### REQUEST A
Quote the installation and usage guide in full, word for word.

━━━━━ PAGE

Git and Python 3.10+ are required. Pull the repository and install python dependencies:

git clone https://github.com/scholarsportal/gov-docs.git
cd gov-docs
python -m venv .venv
source .venv/bin/activate
pip install -r requirements.txt

Create a .env file with the following content:

API_KEY = <your-Ollama-api-key>

1. Download Internet Archive Documents

Create or edit the csv file containing the Internet Archive download links in the docs folder. Then run the downloader:

python get_ia_files.py docs/govdocs_1.csv 10

The optional number parameter after the input csv file indicates the maximum number of documents to be downloaded.

2. OCR

You can use the ocr_pdf.py script to perform OCR on a pdf file. This script uses Tesseract to detect text in a pdf and then saves it to a text file. If your pdf files are located in the docs folder, the script can be executed like this:

python ocr_pdf.py docs --dpi 200 --contrast 0.7 --lang eng --debug --force

The debug flag will limit processing to 30 pages. The dpi setting controls the resolution of the images used for OCR. Try to match the input document resolution. The contrast setting is a multiplier that can be used to adjust the contrast of the image before OCR. Use higher values if some text is not detected and lower values if too much text is detected. If you are getting lots of garbage text, try lowering the contrast to 0.8 or even 0.7. The lang setting controls the language used for OCR. You can use multiple languages separated by a + sign, e.g., --lang eng+fra (default). Normally, the script will not redo the OCR if a .txt file already exists. Using the --force parameter will override this behaviour.

The output will be saved as text files in the text folder.

3. Extract Metadata

Ensure that all the text files to be processed are in the text folder and then run the script:

python process.py text --force --debug

The --force parameter will ensure that embeddings are recreated. By default existing embeddings are kept. The output will be written to a json file named metadata.json.

━━━━━━━━━━

### REQUEST B
Print the entries verbatim, starting with their first line and going on through the line with "y-tick-label: 0.9 [43, 322, 64, 332]", and nothing more.

━━━━━ RECORDS PROVIDED

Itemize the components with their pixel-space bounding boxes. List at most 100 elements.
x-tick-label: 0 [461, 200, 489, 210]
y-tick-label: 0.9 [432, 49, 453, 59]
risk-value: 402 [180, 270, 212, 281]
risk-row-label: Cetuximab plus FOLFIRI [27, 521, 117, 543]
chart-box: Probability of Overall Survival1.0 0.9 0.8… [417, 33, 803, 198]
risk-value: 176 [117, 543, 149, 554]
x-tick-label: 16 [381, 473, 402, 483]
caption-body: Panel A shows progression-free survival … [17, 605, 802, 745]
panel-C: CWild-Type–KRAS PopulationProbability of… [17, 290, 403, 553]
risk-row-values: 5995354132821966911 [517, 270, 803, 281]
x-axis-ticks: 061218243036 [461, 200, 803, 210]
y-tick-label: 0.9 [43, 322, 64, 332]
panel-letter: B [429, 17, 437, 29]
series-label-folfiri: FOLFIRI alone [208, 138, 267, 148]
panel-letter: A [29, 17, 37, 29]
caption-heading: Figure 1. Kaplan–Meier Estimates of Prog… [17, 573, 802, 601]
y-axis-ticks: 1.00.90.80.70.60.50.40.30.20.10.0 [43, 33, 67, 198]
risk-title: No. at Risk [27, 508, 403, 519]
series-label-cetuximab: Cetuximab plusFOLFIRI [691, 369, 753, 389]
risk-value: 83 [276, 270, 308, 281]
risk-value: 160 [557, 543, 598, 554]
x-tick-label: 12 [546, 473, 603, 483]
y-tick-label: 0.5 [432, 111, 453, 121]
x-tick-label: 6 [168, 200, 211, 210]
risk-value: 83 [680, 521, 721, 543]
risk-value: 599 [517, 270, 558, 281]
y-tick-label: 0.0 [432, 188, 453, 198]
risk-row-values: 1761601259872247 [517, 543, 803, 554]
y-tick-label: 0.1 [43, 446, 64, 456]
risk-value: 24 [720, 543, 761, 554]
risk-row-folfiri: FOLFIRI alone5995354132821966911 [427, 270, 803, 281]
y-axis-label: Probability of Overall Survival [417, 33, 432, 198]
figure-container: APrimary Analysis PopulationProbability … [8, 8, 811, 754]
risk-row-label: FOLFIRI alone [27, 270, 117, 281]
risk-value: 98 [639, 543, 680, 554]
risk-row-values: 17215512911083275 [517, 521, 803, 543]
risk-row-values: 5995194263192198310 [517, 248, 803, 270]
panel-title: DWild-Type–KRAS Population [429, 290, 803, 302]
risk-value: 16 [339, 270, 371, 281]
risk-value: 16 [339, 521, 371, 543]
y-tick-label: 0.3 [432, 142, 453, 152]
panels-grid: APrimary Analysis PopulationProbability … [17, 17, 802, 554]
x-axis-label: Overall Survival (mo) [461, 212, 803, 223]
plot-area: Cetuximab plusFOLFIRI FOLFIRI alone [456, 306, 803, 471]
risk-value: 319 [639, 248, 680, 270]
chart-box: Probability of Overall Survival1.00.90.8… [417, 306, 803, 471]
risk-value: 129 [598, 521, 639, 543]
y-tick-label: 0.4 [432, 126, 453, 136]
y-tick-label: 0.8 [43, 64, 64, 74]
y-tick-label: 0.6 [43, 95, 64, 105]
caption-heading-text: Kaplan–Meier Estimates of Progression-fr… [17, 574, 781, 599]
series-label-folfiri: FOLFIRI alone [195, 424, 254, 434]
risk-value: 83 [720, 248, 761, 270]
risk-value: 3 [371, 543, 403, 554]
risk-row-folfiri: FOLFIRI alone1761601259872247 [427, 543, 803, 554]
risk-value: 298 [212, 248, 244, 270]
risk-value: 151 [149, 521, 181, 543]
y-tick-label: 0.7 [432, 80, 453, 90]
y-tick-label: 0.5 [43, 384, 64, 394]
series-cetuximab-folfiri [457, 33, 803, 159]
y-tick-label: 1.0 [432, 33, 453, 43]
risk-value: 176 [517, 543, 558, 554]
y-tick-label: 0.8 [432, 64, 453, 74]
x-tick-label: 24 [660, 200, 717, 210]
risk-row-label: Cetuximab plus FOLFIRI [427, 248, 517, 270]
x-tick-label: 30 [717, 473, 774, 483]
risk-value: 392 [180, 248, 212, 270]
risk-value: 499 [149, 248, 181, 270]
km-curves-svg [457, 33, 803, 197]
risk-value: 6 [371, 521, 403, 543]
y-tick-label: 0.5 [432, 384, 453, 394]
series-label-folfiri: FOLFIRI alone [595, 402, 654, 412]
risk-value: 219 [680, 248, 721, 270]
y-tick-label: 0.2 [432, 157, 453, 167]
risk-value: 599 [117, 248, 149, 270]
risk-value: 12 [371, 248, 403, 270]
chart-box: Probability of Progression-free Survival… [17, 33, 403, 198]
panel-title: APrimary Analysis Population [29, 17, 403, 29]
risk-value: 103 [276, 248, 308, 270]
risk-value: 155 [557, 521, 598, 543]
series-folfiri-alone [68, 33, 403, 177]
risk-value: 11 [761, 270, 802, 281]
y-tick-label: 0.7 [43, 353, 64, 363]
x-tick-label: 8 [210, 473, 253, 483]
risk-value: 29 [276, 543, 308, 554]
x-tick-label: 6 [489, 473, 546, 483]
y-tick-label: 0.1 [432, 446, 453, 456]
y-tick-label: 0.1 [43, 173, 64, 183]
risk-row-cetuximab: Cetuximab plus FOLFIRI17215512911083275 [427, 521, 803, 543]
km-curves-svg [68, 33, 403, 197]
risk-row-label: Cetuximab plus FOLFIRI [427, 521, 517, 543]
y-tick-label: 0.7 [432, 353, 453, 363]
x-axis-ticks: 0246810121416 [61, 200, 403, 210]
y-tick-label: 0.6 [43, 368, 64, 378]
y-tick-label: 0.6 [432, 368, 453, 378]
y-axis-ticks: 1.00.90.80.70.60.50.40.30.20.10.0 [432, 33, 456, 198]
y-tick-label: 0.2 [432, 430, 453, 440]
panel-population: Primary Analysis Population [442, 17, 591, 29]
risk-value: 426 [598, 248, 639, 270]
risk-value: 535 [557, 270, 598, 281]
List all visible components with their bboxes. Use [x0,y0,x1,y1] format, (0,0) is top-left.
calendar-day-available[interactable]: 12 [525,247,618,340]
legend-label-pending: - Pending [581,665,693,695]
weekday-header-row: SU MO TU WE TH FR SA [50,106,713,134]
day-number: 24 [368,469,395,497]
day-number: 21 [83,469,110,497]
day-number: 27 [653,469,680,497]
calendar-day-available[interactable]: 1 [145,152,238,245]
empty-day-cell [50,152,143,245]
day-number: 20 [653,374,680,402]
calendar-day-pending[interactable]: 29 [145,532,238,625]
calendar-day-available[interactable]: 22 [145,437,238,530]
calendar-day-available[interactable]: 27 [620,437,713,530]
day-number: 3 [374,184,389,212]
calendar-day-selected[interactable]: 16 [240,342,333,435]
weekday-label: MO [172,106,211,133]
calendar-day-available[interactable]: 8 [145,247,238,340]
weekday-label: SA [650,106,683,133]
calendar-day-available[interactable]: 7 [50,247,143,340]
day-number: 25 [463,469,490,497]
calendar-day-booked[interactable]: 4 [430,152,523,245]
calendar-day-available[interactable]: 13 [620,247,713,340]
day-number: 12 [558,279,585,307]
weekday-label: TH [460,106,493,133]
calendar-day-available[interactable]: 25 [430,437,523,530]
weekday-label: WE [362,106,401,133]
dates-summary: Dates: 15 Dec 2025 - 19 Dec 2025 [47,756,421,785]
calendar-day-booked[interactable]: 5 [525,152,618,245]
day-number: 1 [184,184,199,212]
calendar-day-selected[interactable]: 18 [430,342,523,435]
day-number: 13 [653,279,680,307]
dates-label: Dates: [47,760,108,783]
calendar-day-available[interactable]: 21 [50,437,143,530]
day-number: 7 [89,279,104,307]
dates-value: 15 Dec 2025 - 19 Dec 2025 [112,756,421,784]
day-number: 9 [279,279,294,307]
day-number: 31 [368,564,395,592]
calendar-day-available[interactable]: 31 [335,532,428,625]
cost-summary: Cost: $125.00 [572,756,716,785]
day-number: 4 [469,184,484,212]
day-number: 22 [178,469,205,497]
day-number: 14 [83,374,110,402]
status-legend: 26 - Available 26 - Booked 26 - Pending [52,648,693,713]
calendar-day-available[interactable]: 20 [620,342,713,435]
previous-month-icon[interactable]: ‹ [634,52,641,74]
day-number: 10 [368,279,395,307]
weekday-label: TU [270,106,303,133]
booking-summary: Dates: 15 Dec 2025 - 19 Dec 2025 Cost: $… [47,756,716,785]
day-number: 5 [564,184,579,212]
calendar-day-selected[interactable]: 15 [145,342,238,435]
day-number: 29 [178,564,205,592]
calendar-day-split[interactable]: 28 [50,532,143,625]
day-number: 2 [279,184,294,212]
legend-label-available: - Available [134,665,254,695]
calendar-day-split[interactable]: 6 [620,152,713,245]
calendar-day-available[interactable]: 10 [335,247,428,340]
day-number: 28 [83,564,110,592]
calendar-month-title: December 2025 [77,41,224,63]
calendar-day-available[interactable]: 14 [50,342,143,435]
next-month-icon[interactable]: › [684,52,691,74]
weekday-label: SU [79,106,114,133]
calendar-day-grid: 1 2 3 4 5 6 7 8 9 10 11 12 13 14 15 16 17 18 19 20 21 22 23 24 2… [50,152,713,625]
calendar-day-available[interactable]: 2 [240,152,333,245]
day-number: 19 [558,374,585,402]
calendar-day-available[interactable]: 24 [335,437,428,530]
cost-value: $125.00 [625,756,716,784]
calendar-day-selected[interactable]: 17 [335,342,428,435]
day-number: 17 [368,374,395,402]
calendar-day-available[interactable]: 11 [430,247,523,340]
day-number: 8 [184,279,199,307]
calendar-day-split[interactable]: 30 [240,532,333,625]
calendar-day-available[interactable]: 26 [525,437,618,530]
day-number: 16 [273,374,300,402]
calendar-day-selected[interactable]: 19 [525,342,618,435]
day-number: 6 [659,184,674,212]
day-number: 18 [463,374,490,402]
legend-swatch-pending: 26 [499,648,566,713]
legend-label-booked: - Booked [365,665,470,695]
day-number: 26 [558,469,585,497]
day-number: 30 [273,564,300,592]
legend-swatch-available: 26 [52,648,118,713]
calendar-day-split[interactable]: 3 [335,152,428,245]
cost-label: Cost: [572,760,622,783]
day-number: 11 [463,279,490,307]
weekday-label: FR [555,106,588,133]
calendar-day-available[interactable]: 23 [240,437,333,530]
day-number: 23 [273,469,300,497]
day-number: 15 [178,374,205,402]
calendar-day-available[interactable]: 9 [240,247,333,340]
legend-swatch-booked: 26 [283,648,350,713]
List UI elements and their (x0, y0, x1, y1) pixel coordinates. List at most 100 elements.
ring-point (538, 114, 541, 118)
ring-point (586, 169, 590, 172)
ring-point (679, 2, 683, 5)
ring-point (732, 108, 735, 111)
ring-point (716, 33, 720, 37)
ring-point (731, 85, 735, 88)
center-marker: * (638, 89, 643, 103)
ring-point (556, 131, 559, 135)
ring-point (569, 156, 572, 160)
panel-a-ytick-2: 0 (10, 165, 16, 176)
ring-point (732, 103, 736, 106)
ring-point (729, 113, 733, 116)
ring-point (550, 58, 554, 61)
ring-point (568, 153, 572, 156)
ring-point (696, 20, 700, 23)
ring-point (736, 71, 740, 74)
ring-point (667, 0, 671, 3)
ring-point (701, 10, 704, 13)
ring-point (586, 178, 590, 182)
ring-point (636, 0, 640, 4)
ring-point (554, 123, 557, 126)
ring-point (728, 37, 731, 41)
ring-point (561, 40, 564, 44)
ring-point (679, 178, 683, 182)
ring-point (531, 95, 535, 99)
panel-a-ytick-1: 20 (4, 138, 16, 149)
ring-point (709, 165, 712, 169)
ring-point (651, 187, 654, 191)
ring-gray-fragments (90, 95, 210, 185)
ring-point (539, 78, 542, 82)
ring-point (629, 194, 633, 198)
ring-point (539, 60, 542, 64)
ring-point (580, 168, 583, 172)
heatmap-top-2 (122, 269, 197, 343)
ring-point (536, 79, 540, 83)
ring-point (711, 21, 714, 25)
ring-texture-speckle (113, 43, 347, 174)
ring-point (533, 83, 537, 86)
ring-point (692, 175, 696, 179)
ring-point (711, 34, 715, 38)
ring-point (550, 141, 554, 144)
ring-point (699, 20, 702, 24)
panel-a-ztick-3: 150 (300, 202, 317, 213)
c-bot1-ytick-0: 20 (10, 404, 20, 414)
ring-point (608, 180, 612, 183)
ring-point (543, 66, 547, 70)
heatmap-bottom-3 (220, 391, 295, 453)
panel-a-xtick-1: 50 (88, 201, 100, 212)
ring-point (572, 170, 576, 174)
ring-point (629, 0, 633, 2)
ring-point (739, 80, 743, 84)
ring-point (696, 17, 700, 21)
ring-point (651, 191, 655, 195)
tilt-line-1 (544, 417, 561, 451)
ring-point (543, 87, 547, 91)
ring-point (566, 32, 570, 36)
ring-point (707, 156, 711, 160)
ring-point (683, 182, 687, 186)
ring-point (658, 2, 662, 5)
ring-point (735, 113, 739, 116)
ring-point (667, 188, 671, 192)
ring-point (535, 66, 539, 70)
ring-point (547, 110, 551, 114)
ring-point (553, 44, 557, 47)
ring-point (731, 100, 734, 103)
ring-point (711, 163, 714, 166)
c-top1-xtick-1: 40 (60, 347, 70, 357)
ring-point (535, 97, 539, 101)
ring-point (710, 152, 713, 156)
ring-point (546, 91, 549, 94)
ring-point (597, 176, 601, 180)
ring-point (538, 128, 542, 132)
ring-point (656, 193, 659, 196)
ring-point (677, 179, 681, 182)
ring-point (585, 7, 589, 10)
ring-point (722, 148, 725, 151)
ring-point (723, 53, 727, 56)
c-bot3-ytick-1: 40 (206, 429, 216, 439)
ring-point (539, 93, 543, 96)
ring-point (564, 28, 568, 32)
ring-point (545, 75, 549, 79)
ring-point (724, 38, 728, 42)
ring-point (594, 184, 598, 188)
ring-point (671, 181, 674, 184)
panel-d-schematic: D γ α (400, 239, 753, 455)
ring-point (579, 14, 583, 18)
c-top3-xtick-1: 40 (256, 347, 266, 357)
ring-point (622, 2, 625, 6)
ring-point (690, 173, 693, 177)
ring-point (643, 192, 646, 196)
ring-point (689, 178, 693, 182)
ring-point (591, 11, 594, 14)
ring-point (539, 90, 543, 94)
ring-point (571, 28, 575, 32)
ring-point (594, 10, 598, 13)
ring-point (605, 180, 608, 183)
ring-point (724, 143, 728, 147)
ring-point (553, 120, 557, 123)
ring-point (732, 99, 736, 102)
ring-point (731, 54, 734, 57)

━━━━━━━━━━

### CORRECT RESULT A
Git and Python 3.10+ are required. Pull the repository and install python dependencies:

git clone https://github.com/scholarsportal/gov-docs.git
cd gov-docs
python -m venv .venv
source .venv/bin/activate
pip install -r requirements.txt

Create a .env file with the following content:

API_KEY = <your-Ollama-api-key>

1. Download Internet Archive Documents

Create or edit the csv file containing the Internet Archive download links in the docs folder. Then run the downloader:

python get_ia_files.py docs/govdocs_1.csv 10

The optional number parameter after the input csv file indicates the maximum number of documents to be downloaded.

2. OCR

You can use the ocr_pdf.py script to perform OCR on a pdf file. This script uses Tesseract to detect text in a pdf and then saves it to a text file. If your pdf files are located in the docs folder, the script can be executed like this:

python ocr_pdf.py docs --dpi 200 --contrast 0.7 --lang eng --debug --force

The debug flag will limit processing to 30 pages. The dpi setting controls the resolution of the images used for OCR. Try to match the input document resolution. The contrast setting is a multiplier that can be used to adjust the contrast of the image before OCR. Use higher values if some text is not detected and lower values if too much text is detected. If you are getting lots of garbage text, try lowering the contrast to 0.8 or even 0.7. The lang setting controls the language used for OCR. You can use multiple languages separated by a + sign, e.g., --lang eng+fra (default). Normally, the script will not redo the OCR if a .txt file already exists. Using the --force parameter will override this behaviour.

The output will be saved as text files in the text folder.

3. Extract Metadata

Ensure that all the text files to be processed are in the text folder and then run the script:

python process.py text --force --debug

The --force parameter will ensure that embeddings are recreated. By default existing embeddings are kept. The output will be written to a json file named metadata.json.

### CORRECT RESULT B
Itemize the components with their pixel-space bounding boxes. List at most 100 elements.
x-tick-label: 0 [461, 200, 489, 210]
y-tick-label: 0.9 [432, 49, 453, 59]
risk-value: 402 [180, 270, 212, 281]
risk-row-label: Cetuximab plus FOLFIRI [27, 521, 117, 543]
chart-box: Probability of Overall Survival1.0 0.9 0.8… [417, 33, 803, 198]
risk-value: 176 [117, 543, 149, 554]
x-tick-label: 16 [381, 473, 402, 483]
caption-body: Panel A shows progression-free survival … [17, 605, 802, 745]
panel-C: CWild-Type–KRAS PopulationProbability of… [17, 290, 403, 553]
risk-row-values: 5995354132821966911 [517, 270, 803, 281]
x-axis-ticks: 061218243036 [461, 200, 803, 210]
y-tick-label: 0.9 [43, 322, 64, 332]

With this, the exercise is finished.